Problem: What lines of the data hold the string "different"? Pull each one out.

Input data:
* * *
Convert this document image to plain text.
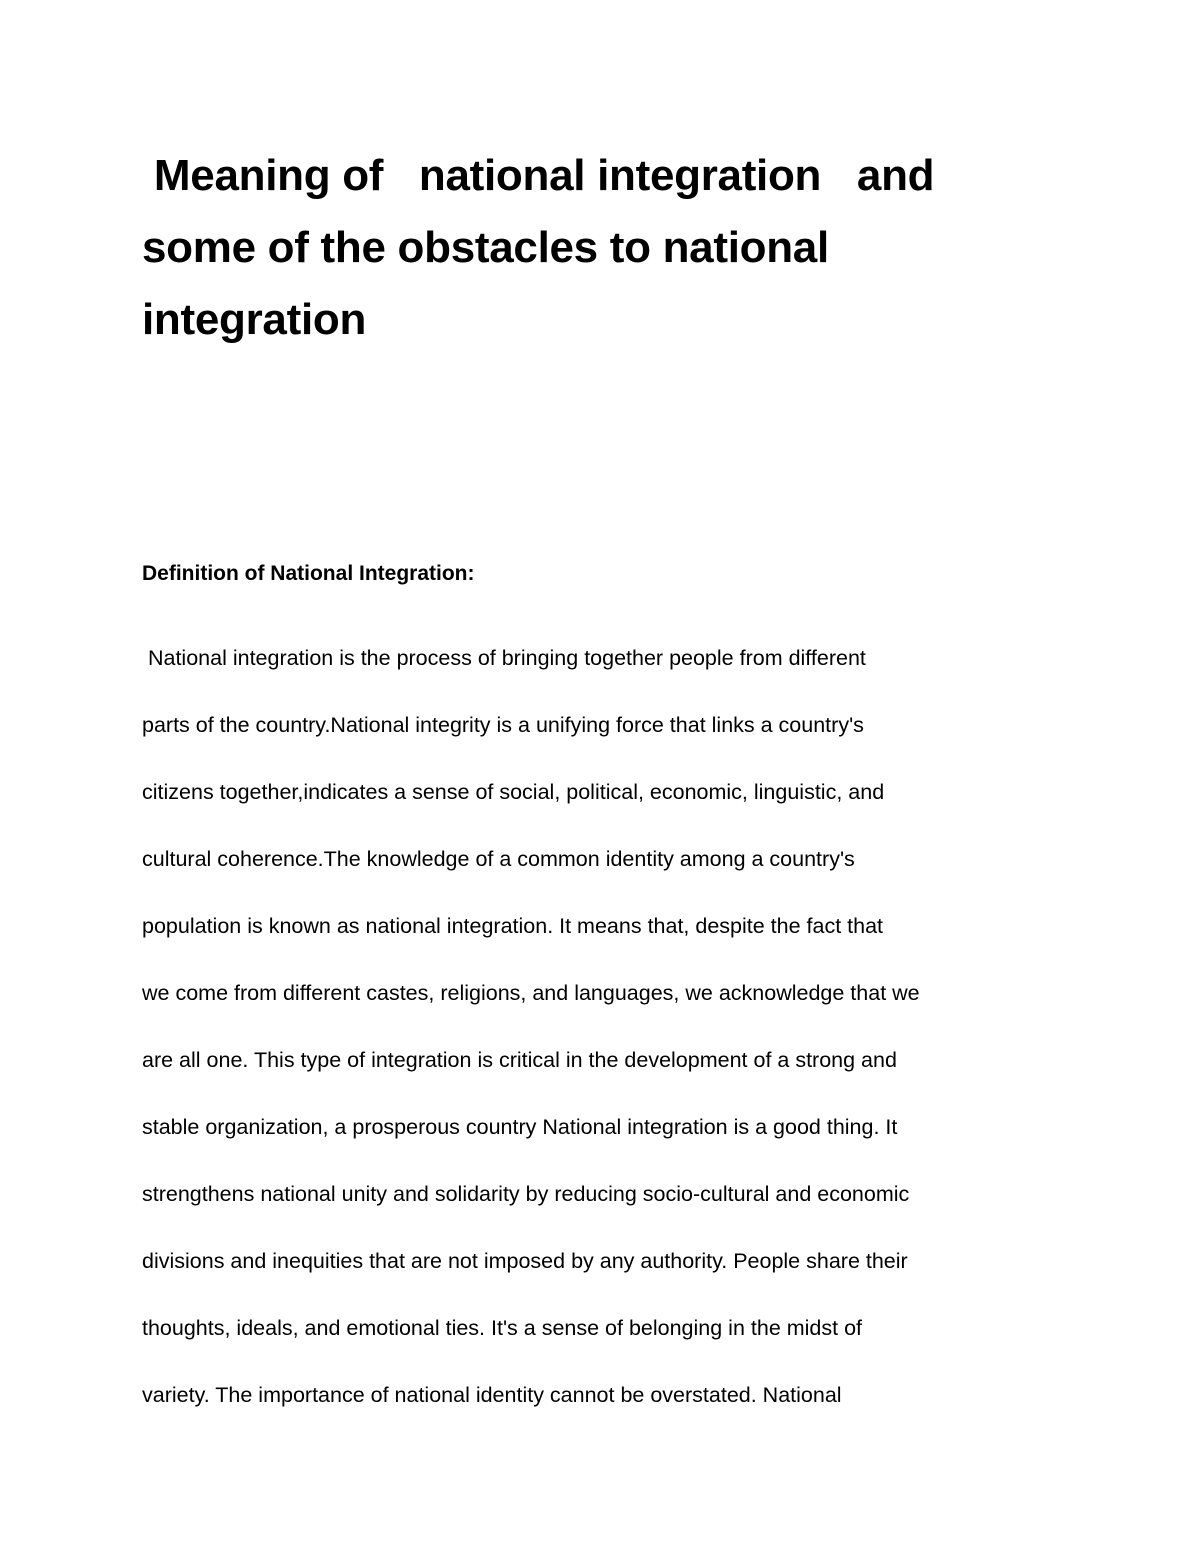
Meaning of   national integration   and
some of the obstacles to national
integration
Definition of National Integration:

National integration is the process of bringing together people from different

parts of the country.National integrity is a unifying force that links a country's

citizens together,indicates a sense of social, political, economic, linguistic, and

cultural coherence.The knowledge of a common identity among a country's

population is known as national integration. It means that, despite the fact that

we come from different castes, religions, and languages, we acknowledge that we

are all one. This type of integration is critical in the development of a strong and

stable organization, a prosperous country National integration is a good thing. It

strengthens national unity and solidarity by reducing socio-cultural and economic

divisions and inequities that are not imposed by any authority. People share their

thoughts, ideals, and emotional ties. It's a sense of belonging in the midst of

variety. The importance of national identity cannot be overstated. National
* * *
Finished answer:
National integration is the process of bringing together people from different
we come from different castes, religions, and languages, we acknowledge that we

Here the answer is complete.